- Instruction -
How many of these lines hold the string "Manages"? Answer with the number only.

━━ Supplied data

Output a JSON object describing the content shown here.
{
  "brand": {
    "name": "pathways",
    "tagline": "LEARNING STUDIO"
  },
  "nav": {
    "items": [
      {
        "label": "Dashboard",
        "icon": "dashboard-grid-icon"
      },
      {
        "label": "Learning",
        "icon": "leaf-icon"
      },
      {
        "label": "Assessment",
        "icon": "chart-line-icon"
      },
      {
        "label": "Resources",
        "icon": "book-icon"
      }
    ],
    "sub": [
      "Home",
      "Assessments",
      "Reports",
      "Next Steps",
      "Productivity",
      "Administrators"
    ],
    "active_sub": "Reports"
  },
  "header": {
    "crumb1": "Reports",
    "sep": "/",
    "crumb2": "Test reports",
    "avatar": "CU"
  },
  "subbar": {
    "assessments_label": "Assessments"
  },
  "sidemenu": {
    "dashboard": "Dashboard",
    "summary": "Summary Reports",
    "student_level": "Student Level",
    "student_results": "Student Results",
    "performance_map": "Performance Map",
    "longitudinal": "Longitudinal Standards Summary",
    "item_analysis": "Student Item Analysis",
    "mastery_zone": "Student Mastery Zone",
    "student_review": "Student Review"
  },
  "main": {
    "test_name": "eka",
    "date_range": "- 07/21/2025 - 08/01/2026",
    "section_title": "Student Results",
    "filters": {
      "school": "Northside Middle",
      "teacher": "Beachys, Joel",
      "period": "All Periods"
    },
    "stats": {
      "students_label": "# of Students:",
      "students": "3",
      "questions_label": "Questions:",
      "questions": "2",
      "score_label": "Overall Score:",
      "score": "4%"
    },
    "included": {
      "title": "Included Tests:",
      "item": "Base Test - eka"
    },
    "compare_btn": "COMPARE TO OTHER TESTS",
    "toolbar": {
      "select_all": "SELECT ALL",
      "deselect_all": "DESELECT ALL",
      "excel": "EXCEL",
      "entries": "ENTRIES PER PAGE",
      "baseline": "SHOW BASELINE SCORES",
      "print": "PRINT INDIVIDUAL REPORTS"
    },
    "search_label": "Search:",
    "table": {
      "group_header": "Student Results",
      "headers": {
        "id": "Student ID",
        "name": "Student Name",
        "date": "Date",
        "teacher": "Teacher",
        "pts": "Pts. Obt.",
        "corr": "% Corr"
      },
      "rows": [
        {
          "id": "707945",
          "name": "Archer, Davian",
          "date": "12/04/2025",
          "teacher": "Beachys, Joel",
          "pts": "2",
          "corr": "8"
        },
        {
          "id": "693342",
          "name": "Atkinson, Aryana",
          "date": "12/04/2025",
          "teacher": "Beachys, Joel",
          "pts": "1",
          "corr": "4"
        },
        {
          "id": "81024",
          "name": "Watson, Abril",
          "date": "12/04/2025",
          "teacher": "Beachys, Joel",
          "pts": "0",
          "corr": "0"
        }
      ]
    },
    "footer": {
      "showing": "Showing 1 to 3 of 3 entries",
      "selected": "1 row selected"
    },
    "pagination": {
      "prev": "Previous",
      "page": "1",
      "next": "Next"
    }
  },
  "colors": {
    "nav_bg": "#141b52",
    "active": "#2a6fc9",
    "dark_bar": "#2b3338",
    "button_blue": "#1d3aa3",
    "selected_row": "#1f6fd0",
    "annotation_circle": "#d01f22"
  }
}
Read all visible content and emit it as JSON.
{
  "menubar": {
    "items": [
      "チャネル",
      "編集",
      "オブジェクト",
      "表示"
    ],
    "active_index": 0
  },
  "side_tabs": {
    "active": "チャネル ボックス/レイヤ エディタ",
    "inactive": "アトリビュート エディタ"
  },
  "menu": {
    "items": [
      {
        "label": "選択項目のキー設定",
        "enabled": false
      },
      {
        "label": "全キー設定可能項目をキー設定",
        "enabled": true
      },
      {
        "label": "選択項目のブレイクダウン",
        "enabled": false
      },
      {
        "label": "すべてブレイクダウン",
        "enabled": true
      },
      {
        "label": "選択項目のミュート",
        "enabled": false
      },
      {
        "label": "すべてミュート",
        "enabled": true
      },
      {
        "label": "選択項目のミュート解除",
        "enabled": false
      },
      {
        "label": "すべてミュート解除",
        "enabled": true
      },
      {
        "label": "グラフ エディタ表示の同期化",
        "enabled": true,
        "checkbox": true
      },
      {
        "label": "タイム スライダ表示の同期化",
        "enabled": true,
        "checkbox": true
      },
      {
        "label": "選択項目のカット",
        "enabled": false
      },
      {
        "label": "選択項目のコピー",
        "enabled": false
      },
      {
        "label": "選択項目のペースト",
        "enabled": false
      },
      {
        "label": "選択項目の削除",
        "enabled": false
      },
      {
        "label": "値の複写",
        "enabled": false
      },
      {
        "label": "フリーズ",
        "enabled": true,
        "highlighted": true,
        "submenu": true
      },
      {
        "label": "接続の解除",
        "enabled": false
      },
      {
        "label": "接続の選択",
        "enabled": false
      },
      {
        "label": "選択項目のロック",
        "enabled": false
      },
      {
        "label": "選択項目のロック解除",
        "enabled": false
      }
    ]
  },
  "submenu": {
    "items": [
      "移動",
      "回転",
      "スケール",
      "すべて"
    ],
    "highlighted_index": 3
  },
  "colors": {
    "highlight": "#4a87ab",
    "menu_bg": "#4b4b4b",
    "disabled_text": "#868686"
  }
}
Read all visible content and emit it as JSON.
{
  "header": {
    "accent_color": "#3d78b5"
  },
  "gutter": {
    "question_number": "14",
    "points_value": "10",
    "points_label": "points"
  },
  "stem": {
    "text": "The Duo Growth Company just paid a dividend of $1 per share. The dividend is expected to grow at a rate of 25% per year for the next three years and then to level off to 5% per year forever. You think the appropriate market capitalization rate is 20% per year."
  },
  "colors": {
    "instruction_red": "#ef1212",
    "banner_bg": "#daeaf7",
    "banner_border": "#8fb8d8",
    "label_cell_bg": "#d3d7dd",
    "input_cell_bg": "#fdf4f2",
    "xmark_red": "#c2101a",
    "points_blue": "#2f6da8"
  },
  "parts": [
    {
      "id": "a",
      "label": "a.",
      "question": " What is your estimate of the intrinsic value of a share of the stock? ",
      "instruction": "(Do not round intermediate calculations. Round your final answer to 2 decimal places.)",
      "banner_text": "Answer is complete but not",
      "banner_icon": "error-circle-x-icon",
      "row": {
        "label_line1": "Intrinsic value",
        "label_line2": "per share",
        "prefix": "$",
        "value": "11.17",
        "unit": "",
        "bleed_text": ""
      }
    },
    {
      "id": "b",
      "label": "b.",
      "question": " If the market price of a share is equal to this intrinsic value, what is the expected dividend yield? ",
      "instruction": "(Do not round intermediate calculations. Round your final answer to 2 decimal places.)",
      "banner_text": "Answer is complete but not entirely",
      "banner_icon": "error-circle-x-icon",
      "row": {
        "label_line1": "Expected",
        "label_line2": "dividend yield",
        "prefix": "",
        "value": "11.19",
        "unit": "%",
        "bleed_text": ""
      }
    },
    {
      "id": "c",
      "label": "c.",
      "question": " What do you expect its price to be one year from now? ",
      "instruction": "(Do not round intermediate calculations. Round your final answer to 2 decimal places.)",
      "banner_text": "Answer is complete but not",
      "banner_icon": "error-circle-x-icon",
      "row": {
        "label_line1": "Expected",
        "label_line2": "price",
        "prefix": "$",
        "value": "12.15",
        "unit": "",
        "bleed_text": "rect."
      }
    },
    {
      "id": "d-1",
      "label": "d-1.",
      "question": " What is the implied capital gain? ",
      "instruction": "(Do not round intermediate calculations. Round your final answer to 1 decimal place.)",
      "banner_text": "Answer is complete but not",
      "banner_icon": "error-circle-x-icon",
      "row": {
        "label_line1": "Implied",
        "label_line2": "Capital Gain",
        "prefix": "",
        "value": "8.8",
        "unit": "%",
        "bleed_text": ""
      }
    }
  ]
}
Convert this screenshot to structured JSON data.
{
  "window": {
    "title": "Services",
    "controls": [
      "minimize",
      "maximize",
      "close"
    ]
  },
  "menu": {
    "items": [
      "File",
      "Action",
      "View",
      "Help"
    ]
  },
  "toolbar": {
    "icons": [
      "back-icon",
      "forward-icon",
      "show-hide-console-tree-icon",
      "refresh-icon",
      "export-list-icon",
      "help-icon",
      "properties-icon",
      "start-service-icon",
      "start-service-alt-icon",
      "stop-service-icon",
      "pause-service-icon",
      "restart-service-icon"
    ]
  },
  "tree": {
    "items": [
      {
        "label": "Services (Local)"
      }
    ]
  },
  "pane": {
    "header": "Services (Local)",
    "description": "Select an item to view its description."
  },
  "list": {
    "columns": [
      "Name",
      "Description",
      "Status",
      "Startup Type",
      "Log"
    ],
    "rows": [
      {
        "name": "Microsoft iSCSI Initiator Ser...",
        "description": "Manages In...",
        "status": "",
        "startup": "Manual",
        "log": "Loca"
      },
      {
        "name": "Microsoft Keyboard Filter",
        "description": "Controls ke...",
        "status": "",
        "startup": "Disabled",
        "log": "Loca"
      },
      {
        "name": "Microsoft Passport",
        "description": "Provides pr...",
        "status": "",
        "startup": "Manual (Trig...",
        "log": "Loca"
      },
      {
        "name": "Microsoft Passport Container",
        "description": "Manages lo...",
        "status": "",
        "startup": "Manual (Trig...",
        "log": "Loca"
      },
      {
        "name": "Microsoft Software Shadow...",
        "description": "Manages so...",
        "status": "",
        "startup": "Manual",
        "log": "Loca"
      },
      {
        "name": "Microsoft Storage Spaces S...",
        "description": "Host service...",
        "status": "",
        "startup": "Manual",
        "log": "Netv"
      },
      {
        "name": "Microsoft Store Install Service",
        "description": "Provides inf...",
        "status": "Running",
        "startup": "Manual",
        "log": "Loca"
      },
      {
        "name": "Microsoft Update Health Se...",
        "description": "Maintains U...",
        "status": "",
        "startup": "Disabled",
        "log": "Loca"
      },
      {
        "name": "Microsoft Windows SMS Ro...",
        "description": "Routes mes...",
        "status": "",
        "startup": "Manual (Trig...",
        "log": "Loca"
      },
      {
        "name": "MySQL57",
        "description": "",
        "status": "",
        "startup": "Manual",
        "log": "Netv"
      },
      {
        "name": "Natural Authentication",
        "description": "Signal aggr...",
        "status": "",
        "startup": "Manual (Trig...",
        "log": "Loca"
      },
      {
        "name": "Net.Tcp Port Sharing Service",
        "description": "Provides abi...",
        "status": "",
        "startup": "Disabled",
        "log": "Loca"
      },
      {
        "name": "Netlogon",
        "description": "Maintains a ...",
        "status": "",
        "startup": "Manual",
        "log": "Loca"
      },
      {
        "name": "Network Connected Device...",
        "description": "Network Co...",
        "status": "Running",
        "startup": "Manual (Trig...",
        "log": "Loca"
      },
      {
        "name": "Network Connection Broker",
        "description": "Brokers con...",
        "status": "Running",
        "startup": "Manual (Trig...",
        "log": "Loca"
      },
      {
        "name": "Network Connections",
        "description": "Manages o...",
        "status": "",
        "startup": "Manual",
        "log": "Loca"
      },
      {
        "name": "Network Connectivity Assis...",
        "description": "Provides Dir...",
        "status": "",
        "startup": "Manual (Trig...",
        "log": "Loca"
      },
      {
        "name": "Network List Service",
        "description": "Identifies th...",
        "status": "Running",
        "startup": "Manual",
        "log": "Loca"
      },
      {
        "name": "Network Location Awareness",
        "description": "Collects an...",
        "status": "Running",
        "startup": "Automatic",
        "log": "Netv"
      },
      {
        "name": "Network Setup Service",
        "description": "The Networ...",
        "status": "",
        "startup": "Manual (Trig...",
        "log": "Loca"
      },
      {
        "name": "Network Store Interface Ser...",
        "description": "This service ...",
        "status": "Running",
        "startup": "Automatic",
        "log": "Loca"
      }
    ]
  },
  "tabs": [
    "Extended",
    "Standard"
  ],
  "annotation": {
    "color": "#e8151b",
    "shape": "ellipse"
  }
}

━━━━

- Solution to this exercise -
4